>> start

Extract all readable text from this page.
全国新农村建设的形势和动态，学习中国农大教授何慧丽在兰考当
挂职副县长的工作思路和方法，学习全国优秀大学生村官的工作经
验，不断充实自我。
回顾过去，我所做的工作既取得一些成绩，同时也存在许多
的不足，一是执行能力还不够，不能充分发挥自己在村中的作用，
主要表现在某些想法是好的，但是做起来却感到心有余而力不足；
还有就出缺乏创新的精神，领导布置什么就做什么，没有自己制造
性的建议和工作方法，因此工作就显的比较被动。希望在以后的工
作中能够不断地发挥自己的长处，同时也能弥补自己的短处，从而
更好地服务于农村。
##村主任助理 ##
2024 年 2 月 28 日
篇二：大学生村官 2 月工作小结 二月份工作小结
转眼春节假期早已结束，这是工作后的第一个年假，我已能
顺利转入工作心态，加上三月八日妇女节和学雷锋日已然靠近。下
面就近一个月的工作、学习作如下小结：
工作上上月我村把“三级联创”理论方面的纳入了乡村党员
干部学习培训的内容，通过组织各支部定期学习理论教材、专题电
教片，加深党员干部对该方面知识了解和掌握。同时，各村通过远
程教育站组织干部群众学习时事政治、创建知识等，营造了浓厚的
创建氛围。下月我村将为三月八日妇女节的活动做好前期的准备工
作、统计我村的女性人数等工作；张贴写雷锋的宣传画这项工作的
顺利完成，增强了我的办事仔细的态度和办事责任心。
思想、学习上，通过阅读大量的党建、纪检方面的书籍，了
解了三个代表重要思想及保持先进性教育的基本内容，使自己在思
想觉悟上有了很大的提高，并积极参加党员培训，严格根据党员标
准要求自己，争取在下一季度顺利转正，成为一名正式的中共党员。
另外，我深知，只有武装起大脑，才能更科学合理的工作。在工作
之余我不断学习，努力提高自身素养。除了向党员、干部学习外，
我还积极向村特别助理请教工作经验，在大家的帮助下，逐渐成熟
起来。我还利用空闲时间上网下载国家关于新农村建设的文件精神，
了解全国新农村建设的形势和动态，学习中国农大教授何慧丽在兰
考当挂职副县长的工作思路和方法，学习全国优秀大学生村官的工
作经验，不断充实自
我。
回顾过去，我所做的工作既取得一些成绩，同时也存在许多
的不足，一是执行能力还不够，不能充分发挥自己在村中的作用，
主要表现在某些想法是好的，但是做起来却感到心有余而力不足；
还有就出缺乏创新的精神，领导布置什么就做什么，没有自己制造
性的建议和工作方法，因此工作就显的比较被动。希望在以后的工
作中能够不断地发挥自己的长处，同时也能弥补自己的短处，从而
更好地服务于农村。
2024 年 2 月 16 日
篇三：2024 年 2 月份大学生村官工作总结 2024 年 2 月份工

>> end

# What you are asked to do:
Would you write down every record again, exactly?

# Complete answer:
Extract all readable text from this page.
全国新农村建设的形势和动态，学习中国农大教授何慧丽在兰考当
挂职副县长的工作思路和方法，学习全国优秀大学生村官的工作经
验，不断充实自我。
回顾过去，我所做的工作既取得一些成绩，同时也存在许多
的不足，一是执行能力还不够，不能充分发挥自己在村中的作用，
主要表现在某些想法是好的，但是做起来却感到心有余而力不足；
还有就出缺乏创新的精神，领导布置什么就做什么，没有自己制造
性的建议和工作方法，因此工作就显的比较被动。希望在以后的工
作中能够不断地发挥自己的长处，同时也能弥补自己的短处，从而
更好地服务于农村。
##村主任助理 ##
2024 年 2 月 28 日
篇二：大学生村官 2 月工作小结 二月份工作小结
转眼春节假期早已结束，这是工作后的第一个年假，我已能
顺利转入工作心态，加上三月八日妇女节和学雷锋日已然靠近。下
面就近一个月的工作、学习作如下小结：
工作上上月我村把“三级联创”理论方面的纳入了乡村党员
干部学习培训的内容，通过组织各支部定期学习理论教材、专题电
教片，加深党员干部对该方面知识了解和掌握。同时，各村通过远
程教育站组织干部群众学习时事政治、创建知识等，营造了浓厚的
创建氛围。下月我村将为三月八日妇女节的活动做好前期的准备工
作、统计我村的女性人数等工作；张贴写雷锋的宣传画这项工作的
顺利完成，增强了我的办事仔细的态度和办事责任心。
思想、学习上，通过阅读大量的党建、纪检方面的书籍，了
解了三个代表重要思想及保持先进性教育的基本内容，使自己在思
想觉悟上有了很大的提高，并积极参加党员培训，严格根据党员标
准要求自己，争取在下一季度顺利转正，成为一名正式的中共党员。
另外，我深知，只有武装起大脑，才能更科学合理的工作。在工作
之余我不断学习，努力提高自身素养。除了向党员、干部学习外，
我还积极向村特别助理请教工作经验，在大家的帮助下，逐渐成熟
起来。我还利用空闲时间上网下载国家关于新农村建设的文件精神，
了解全国新农村建设的形势和动态，学习中国农大教授何慧丽在兰
考当挂职副县长的工作思路和方法，学习全国优秀大学生村官的工
作经验，不断充实自
我。
回顾过去，我所做的工作既取得一些成绩，同时也存在许多
的不足，一是执行能力还不够，不能充分发挥自己在村中的作用，
主要表现在某些想法是好的，但是做起来却感到心有余而力不足；
还有就出缺乏创新的精神，领导布置什么就做什么，没有自己制造
性的建议和工作方法，因此工作就显的比较被动。希望在以后的工
作中能够不断地发挥自己的长处，同时也能弥补自己的短处，从而
更好地服务于农村。
2024 年 2 月 16 日
篇三：2024 年 2 月份大学生村官工作总结 2024 年 2 月份工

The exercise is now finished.